#### Listed records ####

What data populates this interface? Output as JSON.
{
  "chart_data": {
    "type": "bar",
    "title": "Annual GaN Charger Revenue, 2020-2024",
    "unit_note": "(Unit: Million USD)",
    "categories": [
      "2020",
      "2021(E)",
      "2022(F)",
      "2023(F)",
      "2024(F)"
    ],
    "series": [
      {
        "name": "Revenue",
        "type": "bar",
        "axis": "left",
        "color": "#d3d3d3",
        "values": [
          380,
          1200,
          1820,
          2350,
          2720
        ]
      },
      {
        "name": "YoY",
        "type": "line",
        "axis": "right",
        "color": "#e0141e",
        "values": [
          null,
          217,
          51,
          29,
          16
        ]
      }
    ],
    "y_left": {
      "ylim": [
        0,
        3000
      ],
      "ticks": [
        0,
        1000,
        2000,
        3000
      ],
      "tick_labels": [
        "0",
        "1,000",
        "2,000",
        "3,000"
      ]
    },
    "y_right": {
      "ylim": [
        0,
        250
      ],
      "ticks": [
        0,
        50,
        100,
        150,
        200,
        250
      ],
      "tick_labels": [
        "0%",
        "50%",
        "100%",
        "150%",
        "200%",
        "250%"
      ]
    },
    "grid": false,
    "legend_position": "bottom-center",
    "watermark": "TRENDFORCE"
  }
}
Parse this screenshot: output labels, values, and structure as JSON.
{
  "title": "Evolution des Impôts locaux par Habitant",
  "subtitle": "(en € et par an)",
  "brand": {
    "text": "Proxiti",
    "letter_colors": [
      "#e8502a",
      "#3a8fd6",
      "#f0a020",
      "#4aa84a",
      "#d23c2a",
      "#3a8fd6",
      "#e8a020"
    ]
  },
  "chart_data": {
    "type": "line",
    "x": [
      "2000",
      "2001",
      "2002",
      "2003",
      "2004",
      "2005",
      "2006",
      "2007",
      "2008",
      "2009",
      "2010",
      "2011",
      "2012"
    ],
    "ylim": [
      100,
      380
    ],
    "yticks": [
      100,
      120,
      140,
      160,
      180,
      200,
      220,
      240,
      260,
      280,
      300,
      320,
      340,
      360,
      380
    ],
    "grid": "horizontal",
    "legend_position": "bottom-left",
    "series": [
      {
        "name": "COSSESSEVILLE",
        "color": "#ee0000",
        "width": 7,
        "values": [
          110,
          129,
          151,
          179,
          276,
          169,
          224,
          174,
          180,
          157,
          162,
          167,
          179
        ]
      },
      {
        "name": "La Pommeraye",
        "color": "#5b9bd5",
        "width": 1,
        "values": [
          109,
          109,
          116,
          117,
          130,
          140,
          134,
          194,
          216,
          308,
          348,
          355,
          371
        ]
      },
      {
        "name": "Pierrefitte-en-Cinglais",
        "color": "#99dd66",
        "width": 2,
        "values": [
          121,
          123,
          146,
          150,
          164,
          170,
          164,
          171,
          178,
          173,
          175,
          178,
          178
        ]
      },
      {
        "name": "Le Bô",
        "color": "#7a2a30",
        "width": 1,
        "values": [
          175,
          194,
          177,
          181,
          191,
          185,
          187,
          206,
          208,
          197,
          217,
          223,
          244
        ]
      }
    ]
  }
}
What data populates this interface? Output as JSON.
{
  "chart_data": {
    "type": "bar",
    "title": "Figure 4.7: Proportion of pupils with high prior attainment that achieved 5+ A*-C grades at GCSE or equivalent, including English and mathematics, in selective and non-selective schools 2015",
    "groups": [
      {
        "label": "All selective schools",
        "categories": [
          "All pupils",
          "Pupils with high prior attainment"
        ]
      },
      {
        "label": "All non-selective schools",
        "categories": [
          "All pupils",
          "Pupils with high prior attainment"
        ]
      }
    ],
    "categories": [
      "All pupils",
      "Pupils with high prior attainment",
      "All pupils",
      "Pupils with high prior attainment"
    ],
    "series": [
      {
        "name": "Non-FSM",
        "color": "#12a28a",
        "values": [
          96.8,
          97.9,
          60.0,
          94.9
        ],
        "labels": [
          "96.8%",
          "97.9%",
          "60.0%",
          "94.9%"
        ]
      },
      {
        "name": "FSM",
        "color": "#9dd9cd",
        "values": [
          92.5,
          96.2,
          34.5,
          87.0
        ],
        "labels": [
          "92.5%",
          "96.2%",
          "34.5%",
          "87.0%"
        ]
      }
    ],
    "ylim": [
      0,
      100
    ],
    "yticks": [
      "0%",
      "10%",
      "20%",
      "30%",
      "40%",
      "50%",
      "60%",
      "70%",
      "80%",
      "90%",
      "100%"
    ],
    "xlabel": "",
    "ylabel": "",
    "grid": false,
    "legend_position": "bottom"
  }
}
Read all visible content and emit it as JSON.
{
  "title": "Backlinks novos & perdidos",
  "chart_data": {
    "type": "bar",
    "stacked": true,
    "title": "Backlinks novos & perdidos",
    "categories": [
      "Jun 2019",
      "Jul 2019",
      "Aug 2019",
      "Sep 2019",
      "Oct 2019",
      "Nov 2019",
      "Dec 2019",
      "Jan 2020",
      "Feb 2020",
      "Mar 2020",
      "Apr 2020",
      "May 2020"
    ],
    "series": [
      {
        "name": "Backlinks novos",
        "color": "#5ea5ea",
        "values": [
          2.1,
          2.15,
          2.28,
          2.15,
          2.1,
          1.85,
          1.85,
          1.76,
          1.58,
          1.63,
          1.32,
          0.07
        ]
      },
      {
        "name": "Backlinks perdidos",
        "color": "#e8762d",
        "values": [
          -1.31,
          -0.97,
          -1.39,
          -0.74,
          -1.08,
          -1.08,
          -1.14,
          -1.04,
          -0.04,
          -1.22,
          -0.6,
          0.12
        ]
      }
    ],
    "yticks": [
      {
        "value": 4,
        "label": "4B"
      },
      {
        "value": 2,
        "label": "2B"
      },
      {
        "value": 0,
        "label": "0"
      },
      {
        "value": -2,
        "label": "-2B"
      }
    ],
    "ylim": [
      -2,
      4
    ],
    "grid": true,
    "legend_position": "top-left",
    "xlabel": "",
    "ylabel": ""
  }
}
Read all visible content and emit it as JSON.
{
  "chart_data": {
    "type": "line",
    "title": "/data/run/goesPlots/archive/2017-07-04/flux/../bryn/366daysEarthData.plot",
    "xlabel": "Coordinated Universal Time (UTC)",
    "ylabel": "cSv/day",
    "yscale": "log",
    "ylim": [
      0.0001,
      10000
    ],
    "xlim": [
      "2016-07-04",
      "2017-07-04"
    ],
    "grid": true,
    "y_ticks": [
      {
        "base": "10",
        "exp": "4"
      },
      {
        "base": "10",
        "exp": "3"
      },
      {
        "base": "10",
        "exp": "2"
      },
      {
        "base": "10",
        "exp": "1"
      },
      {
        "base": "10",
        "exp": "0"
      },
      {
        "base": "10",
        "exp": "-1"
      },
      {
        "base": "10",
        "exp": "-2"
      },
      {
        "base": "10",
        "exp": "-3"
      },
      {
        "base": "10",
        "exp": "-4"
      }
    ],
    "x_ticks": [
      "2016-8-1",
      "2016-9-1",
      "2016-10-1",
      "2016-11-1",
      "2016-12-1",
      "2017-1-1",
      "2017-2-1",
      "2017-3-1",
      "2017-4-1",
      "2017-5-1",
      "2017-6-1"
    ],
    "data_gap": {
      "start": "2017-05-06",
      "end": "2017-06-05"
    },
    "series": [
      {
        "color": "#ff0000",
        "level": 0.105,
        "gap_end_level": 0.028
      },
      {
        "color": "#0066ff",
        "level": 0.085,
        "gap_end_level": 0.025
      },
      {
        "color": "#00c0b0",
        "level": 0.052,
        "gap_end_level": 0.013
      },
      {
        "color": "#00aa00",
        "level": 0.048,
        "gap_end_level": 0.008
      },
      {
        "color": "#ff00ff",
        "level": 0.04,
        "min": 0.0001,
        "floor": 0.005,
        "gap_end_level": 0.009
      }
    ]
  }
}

####

Work to be completed | Find and copy every line in the entries above where the string "selective" occurs.

Expected answer |
    "title": "Figure 4.7: Proportion of pupils with high prior attainment that achieved 5+ A*-C grades at GCSE or equivalent, including English and mathematics, in selective and non-selective schools 2015",
        "label": "All selective schools",
        "label": "All non-selective schools",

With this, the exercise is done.